- [Description of the task]:
Can you give the lines of the data as a numbered list, starting at the line containing "y-tick-label: 2 [342,140,354,165]" and ending at the line containing "data-point [12,300,23,311]", with blank lines left out?

*-*-*

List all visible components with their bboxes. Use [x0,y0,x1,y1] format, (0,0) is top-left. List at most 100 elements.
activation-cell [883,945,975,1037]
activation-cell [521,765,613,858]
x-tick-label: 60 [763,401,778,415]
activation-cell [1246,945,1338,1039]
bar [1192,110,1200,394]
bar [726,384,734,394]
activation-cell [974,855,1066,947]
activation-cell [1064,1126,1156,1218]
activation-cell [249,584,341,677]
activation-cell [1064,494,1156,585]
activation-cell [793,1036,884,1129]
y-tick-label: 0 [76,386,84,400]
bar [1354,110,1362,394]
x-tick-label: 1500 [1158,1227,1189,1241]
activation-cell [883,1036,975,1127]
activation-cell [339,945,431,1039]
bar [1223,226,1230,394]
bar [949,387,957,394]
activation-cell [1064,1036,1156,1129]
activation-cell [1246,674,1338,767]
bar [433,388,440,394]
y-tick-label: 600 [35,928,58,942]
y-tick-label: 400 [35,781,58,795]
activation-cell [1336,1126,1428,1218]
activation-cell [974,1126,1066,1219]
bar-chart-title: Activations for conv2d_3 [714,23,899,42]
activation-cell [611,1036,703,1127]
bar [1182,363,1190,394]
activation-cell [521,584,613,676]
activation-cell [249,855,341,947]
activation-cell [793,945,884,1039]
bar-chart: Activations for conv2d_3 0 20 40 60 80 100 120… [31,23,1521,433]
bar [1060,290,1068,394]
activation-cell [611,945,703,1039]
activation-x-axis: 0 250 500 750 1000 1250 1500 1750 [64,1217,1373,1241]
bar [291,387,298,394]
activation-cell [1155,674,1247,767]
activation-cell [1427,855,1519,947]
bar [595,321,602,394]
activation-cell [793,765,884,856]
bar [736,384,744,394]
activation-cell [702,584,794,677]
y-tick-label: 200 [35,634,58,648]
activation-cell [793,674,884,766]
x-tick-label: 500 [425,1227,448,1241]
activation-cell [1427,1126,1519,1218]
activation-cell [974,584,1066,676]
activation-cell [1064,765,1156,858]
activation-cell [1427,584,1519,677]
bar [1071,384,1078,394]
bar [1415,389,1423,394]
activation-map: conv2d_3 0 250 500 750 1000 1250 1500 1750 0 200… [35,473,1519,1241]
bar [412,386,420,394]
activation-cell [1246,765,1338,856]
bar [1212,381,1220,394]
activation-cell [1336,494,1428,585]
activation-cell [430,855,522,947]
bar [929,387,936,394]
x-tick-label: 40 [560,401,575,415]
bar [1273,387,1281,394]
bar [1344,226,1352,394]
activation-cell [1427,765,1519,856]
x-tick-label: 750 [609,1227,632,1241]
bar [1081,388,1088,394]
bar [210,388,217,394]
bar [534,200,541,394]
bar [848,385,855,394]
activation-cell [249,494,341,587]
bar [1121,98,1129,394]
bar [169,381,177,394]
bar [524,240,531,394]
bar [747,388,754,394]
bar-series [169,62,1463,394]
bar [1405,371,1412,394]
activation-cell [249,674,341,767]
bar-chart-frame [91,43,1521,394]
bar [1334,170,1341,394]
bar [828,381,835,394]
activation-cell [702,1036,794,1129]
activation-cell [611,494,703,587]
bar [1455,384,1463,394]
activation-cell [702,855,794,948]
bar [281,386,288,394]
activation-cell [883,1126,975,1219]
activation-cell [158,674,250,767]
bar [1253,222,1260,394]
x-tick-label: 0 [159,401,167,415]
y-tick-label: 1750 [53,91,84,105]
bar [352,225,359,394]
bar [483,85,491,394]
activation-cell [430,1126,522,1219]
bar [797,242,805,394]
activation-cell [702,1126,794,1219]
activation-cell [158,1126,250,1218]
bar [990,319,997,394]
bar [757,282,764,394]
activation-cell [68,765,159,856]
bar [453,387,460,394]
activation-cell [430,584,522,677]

*-*-*

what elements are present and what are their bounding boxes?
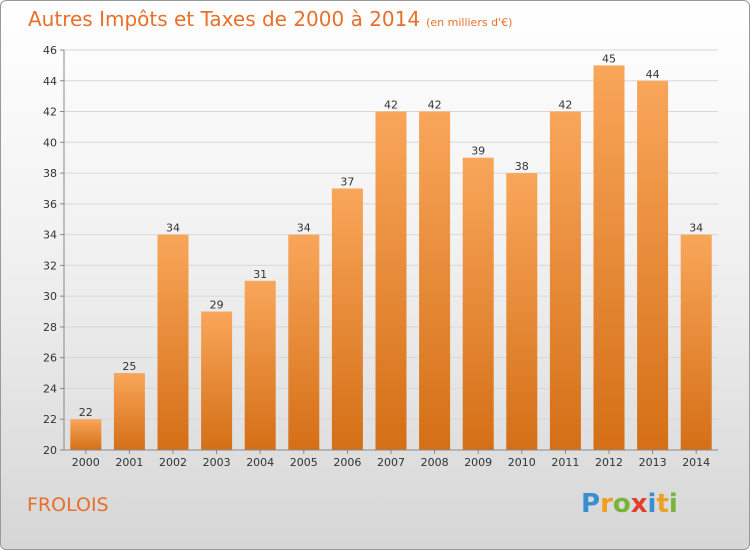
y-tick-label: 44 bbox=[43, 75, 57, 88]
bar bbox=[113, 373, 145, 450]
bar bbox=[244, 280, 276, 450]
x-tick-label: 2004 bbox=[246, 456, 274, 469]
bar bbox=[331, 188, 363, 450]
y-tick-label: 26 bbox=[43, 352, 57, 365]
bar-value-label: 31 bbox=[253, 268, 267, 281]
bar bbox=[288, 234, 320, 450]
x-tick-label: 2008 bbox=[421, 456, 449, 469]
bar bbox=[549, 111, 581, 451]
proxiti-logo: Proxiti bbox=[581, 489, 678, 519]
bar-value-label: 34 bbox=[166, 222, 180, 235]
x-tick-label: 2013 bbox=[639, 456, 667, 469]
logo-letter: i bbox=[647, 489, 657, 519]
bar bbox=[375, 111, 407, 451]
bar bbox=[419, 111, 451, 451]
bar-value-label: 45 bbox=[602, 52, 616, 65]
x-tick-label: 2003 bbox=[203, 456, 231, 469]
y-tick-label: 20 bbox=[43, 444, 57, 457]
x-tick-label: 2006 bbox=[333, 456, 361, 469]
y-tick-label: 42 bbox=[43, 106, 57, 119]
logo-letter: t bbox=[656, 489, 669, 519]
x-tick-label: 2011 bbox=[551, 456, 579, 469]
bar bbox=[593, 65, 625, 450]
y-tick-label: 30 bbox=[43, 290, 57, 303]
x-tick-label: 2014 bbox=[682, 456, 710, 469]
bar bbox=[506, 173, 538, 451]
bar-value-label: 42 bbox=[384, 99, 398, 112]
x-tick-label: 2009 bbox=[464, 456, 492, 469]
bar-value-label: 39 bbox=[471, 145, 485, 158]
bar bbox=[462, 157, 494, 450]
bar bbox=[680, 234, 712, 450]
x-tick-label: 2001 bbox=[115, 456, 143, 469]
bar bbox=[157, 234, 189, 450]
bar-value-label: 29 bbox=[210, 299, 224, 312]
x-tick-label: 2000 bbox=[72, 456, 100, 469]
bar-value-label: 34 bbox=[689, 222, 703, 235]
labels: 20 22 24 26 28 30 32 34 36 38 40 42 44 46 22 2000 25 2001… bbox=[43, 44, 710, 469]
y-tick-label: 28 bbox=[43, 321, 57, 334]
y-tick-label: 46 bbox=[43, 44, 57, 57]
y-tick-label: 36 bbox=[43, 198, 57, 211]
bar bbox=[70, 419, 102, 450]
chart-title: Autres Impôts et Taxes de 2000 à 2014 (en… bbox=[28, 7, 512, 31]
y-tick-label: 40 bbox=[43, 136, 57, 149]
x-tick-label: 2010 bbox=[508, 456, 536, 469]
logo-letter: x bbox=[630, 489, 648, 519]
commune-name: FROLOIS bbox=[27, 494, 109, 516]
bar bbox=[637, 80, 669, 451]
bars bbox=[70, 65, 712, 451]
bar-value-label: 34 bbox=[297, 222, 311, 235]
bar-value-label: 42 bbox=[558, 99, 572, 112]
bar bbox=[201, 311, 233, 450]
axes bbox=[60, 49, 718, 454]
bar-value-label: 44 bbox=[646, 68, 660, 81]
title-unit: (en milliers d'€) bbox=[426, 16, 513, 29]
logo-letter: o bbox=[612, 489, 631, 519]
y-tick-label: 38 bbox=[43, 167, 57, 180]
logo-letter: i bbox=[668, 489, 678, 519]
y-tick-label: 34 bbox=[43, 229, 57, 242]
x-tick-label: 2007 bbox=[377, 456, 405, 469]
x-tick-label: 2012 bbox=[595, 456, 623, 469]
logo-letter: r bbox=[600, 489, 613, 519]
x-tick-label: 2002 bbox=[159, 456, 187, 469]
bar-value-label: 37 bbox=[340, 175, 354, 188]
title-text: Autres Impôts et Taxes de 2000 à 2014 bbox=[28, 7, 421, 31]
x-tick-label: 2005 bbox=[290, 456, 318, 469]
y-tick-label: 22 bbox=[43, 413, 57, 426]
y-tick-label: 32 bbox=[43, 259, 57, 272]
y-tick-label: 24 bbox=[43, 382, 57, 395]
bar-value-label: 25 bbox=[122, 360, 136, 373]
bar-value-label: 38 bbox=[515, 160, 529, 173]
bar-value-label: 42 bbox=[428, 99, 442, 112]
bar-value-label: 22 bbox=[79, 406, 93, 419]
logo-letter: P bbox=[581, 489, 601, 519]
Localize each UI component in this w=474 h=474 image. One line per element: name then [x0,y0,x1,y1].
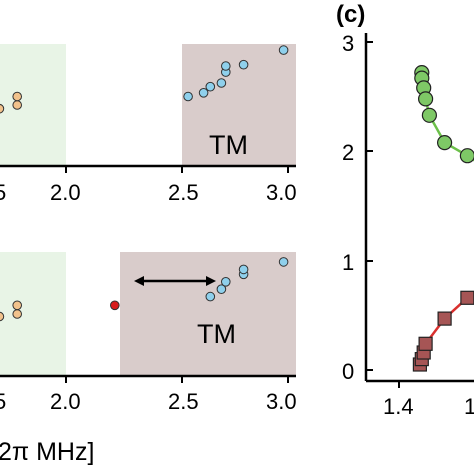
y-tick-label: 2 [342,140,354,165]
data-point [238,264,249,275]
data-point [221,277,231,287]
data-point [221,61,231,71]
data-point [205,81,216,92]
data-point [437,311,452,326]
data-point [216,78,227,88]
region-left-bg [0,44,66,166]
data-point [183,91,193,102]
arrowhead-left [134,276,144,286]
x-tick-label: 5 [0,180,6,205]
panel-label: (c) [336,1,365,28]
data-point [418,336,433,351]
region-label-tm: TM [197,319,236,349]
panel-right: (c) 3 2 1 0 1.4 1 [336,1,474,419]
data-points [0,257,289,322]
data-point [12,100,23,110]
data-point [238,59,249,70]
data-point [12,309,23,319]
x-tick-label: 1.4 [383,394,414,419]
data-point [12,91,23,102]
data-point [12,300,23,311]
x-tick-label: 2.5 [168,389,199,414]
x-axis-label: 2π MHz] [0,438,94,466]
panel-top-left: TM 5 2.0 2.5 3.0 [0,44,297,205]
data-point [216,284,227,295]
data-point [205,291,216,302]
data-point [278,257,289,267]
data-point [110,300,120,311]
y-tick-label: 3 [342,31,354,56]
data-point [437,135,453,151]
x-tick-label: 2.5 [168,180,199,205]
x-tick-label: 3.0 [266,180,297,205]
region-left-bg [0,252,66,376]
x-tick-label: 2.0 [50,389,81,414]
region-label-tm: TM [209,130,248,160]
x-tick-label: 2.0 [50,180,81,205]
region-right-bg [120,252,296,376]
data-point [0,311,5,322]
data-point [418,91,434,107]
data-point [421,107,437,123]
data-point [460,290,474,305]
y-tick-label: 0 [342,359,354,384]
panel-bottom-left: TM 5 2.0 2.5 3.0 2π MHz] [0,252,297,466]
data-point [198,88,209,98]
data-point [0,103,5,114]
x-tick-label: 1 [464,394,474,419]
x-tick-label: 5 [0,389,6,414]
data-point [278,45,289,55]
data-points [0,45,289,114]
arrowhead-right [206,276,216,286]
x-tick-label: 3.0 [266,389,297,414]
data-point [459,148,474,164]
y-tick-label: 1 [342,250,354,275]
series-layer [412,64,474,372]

*-*-*

- [Task result]:
1. y-tick-label: 2 [342,140,354,165]
2. data-point [238,264,249,275]
3. data-point [221,277,231,287]
4. data-point [221,61,231,71]
5. data-point [205,81,216,92]
6. data-point [437,311,452,326]
7. data-point [216,78,227,88]
8. region-left-bg [0,44,66,166]
9. data-point [183,91,193,102]
10. arrowhead-left [134,276,144,286]
11. x-tick-label: 5 [0,180,6,205]
12. panel-label: (c) [336,1,365,28]
13. data-point [418,336,433,351]
14. region-label-tm: TM [197,319,236,349]
15. panel-right: (c) 3 2 1 0 1.4 1 [336,1,474,419]
16. data-points [0,257,289,322]
17. data-point [12,100,23,110]
18. data-point [238,59,249,70]
19. data-point [12,309,23,319]
20. x-tick-label: 1.4 [383,394,414,419]
21. data-point [12,91,23,102]
22. data-point [12,300,23,311]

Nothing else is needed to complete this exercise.